## Task
Copy, from the entries below, each line in which the string "instructions" appears.

## Given entries

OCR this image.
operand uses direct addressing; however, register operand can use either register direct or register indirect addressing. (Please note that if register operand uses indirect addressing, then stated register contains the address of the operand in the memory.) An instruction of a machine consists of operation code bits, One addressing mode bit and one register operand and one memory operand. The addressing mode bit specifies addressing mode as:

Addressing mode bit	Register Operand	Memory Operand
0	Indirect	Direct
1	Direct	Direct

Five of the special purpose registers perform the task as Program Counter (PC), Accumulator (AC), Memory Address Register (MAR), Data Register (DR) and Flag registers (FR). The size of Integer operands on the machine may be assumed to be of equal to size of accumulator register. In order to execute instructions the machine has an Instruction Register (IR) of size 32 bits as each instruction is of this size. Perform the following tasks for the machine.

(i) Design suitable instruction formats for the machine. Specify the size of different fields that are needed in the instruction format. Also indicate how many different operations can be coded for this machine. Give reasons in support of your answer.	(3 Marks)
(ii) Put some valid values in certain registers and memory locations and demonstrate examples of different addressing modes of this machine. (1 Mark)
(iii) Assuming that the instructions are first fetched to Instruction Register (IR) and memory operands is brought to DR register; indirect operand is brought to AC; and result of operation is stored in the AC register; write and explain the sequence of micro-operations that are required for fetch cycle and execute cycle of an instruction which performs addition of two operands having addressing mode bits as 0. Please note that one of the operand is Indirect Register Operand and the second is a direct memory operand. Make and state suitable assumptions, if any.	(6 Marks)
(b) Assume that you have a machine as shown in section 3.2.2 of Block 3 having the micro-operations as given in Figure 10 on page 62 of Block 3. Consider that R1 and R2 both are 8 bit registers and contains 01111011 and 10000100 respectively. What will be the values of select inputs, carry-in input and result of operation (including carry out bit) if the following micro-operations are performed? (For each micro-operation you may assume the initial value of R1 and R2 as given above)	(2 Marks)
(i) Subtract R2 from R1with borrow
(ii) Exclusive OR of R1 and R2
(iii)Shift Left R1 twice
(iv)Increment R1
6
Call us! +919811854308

## Exercise response
Five of the special purpose registers perform the task as Program Counter (PC), Accumulator (AC), Memory Address Register (MAR), Data Register (DR) and Flag registers (FR). The size of Integer operands on the machine may be assumed to be of equal to size of accumulator register. In order to execute instructions the machine has an Instruction Register (IR) of size 32 bits as each instruction is of this size. Perform the following tasks for the machine.
(iii) Assuming that the instructions are first fetched to Instruction Register (IR) and memory operands is brought to DR register; indirect operand is brought to AC; and result of operation is stored in the AC register; write and explain the sequence of micro-operations that are required for fetch cycle and execute cycle of an instruction which performs addition of two operands having addressing mode bits as 0. Please note that one of the operand is Indirect Register Operand and the second is a direct memory operand. Make and state suitable assumptions, if any.	(6 Marks)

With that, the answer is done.